— begin Passage provided —
Thanks for your reply,
Perhaps where we differ is our understanding of scripture and revelation. That is not something I think we will reconcile here. The quote from Matthew,has some explanations that satisfy me. 1) Matthew is writing to a Jewish audience, the is trying to prove Jesus' as a Jewish Messiah, so he writes in the context. Luke on the other hand is gentile and writes to show Jesus' universal messianic mission. (this can be seen in the genealogies given by both writers.) Luke unlike matthew, shows Christ going beyond the Jew and into the Gentile. You will not find any reference of Luke having Christ saying what Matthew says. Besides for Jesus to even heal such a person as a canaanites going beyond his customs, and culture. Jesus breaks so many of the cultural restraints of his day. He challenges a lot of those assumption that the Jewish people held. Its hard for us to see sometimes because his challenges of culture have become our assumptions in many ways.
point 2- Remember not much later Christ reveals to Peter to go to the gentiles. The book of acts records that some of the apostles did not like that idea. James in particular was very upset that Paul was teaching to gentiles. Peter was on the fence until his revelation, and then he seems to still struggle with that idea. So even in the days of the early church the apostles struggled over race even after Peter's revelation. So it does not surprise me that Matthew who is writing about this time, or just a little after has Christ saying such things. Also, just because Christ was their to be among the Jews does not mean he is racist or segregates. The key is that he still administers to her, despite his mission to the Jews, despite the cultural contraints. Thus he does not distinguish her value as a child of God.
— end Passage provided —
— begin Given entries —
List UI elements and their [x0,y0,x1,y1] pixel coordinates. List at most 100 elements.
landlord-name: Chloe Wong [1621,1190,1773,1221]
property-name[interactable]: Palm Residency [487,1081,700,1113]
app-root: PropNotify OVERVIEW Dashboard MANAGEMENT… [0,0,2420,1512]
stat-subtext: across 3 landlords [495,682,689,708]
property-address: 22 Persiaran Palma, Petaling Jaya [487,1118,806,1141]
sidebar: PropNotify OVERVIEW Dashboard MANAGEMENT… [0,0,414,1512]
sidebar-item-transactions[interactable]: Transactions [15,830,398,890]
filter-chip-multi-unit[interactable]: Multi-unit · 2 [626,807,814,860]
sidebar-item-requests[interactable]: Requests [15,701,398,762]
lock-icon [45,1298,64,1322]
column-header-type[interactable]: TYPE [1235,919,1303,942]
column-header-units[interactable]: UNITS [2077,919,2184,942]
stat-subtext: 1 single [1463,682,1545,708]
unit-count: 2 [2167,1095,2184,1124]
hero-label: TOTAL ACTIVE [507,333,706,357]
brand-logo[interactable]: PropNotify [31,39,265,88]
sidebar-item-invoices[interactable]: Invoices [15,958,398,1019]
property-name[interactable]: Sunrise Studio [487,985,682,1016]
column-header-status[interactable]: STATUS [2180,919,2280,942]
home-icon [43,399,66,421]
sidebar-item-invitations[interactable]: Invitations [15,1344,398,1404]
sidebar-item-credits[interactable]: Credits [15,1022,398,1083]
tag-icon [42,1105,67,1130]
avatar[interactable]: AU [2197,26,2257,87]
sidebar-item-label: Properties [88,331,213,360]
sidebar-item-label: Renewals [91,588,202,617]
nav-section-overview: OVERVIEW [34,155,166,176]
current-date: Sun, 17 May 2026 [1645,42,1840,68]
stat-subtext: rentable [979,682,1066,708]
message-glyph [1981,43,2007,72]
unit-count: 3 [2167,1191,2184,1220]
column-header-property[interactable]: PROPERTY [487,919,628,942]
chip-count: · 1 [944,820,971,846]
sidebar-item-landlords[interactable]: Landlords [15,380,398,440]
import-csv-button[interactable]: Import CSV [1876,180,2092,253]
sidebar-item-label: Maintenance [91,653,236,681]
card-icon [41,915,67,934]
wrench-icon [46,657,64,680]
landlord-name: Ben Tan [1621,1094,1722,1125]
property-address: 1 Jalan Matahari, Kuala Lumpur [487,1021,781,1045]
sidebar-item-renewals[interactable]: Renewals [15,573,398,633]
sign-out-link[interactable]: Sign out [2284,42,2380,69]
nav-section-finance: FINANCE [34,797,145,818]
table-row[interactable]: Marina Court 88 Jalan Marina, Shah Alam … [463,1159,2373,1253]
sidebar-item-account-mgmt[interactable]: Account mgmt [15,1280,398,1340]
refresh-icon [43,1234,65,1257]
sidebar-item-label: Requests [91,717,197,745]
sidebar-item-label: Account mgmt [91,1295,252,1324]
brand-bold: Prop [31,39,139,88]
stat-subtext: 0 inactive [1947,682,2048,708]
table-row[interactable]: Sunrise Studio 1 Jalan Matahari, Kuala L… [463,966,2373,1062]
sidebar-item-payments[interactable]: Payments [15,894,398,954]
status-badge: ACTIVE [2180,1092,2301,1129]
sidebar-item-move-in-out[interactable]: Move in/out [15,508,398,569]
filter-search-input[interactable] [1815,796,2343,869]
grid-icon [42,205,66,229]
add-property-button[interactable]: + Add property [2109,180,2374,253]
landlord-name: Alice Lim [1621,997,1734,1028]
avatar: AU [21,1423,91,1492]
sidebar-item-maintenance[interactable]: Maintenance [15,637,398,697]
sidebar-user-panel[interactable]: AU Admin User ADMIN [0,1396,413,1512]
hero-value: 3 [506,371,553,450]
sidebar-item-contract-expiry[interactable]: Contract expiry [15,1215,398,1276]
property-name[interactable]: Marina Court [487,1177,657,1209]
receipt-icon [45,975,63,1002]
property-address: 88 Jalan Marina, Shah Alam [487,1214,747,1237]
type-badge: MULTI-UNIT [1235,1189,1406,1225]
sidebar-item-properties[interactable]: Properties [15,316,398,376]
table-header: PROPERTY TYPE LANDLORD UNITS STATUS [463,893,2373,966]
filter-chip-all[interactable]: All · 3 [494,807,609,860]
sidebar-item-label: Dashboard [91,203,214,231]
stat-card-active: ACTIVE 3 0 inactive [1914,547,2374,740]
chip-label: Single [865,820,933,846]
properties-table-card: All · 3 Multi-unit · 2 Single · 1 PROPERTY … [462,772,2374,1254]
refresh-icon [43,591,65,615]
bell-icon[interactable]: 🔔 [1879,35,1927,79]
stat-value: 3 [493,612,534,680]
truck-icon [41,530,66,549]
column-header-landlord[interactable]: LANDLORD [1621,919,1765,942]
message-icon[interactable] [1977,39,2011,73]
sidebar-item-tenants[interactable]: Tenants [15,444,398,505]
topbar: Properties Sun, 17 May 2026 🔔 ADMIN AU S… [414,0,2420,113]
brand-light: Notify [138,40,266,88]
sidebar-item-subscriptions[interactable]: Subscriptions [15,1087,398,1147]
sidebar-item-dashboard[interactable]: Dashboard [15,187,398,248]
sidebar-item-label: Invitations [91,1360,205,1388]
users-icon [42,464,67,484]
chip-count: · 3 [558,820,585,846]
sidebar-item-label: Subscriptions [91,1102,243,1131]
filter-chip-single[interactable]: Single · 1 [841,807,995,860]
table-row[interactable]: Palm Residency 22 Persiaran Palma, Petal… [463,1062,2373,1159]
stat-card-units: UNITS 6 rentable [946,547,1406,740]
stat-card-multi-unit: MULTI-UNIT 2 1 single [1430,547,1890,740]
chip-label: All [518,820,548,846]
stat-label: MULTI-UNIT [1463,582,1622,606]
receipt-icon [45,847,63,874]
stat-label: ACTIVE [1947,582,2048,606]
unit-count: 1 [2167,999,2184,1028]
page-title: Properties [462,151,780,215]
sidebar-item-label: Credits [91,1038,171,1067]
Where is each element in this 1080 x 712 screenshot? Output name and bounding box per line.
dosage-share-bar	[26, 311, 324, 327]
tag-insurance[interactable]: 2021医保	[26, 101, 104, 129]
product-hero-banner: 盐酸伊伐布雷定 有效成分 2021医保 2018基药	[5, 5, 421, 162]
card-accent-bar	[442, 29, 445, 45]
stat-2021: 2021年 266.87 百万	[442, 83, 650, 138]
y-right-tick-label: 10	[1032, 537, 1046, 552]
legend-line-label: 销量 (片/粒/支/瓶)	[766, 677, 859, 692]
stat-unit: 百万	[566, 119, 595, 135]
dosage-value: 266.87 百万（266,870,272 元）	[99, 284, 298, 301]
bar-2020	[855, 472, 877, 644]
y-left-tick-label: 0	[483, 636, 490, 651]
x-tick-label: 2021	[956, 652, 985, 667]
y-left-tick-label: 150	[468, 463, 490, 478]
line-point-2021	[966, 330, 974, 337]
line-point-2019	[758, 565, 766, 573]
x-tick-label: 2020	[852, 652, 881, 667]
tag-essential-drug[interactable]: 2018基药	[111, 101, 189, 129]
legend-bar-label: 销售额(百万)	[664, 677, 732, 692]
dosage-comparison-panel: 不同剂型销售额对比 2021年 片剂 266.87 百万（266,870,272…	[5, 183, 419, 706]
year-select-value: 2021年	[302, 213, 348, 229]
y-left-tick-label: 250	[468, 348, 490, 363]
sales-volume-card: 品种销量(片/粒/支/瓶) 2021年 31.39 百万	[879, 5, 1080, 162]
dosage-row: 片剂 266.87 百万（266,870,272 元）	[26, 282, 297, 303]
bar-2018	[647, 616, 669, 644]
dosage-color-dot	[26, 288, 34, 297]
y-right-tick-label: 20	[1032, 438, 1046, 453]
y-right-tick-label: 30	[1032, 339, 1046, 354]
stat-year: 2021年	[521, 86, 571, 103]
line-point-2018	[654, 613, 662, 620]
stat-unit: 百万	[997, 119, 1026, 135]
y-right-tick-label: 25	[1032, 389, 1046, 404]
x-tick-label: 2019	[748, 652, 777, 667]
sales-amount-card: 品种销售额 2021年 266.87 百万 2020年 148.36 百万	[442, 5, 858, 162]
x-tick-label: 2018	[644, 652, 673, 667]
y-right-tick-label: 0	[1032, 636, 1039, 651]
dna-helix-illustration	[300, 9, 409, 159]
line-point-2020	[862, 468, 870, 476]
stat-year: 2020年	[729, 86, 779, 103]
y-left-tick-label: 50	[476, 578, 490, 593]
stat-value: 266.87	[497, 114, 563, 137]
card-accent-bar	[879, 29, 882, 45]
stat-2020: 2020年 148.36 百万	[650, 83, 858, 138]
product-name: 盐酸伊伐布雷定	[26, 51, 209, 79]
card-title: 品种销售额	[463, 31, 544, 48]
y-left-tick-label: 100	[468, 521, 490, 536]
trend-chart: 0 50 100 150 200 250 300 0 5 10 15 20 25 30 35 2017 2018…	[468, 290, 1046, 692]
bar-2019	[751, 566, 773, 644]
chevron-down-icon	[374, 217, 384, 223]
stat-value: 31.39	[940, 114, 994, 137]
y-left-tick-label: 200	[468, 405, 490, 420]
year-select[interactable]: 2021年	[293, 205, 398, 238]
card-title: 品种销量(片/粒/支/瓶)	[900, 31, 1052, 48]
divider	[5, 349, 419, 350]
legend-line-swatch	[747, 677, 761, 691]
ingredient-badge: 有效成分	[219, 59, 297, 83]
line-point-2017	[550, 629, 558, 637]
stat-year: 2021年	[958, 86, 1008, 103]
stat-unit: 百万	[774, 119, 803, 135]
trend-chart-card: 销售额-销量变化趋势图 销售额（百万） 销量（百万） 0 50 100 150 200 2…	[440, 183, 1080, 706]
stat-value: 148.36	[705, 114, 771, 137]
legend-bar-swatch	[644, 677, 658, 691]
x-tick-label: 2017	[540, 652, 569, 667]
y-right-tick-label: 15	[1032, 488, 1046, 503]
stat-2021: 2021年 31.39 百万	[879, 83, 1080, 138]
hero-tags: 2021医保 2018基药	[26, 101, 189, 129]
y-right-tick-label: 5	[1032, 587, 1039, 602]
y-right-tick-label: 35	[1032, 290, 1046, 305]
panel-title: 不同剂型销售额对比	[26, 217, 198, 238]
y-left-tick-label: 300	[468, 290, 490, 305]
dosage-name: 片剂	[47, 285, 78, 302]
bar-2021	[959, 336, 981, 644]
— end Given entries —
#### Prompt:
Per the reply above, which apostle was very upset that Paul was teaching gentiles?

#### Finished answer:
James